** Begin RECORDS FOR THE TASK **

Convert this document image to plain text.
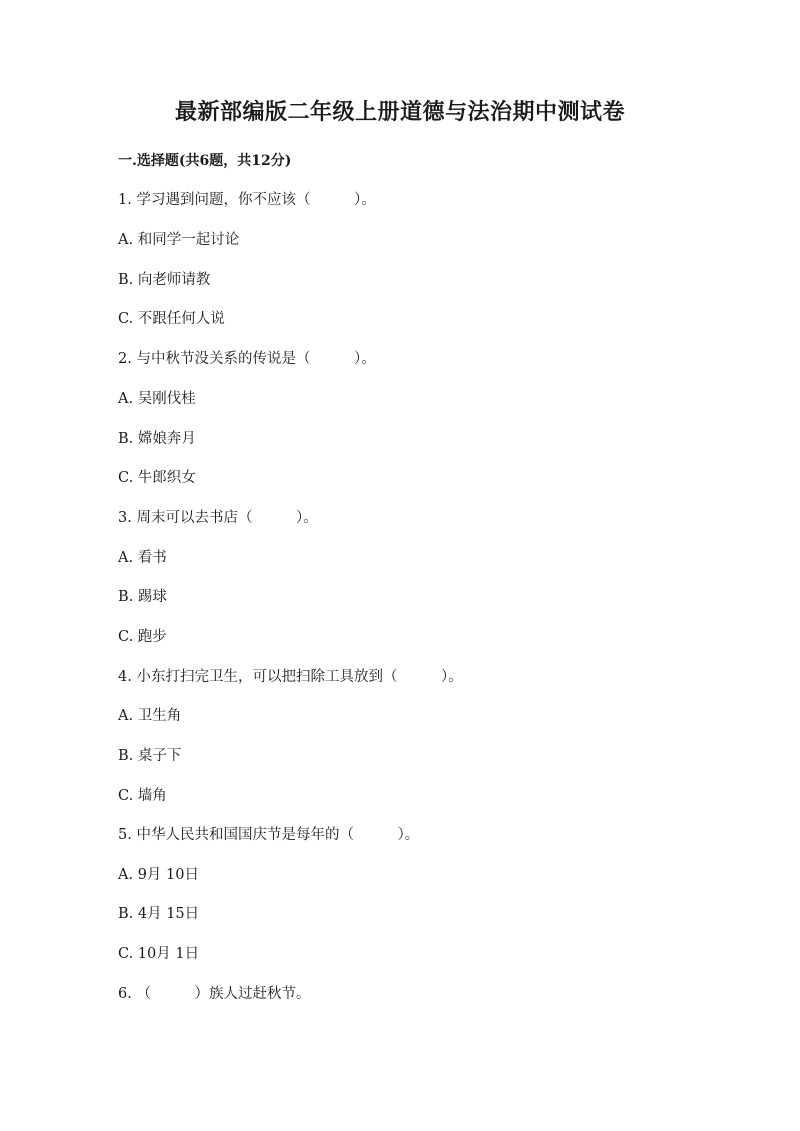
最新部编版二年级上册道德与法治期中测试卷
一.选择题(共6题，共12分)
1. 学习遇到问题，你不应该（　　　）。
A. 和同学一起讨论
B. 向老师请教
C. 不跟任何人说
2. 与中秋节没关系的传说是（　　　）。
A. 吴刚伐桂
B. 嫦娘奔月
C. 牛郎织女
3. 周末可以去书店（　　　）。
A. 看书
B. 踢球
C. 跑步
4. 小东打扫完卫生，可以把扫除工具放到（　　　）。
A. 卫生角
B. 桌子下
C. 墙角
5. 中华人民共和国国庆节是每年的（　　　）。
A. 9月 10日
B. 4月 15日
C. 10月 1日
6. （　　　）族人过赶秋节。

** End RECORDS FOR THE TASK **

_DO THIS:_
Pictures are to be left out; the records above must be repeated word for word.

_TASK ANSWER:_
Convert this document image to plain text.
最新部编版二年级上册道德与法治期中测试卷
一.选择题(共6题，共12分)
1. 学习遇到问题，你不应该（　　　）。
A. 和同学一起讨论
B. 向老师请教
C. 不跟任何人说
2. 与中秋节没关系的传说是（　　　）。
A. 吴刚伐桂
B. 嫦娘奔月
C. 牛郎织女
3. 周末可以去书店（　　　）。
A. 看书
B. 踢球
C. 跑步
4. 小东打扫完卫生，可以把扫除工具放到（　　　）。
A. 卫生角
B. 桌子下
C. 墙角
5. 中华人民共和国国庆节是每年的（　　　）。
A. 9月 10日
B. 4月 15日
C. 10月 1日
6. （　　　）族人过赶秋节。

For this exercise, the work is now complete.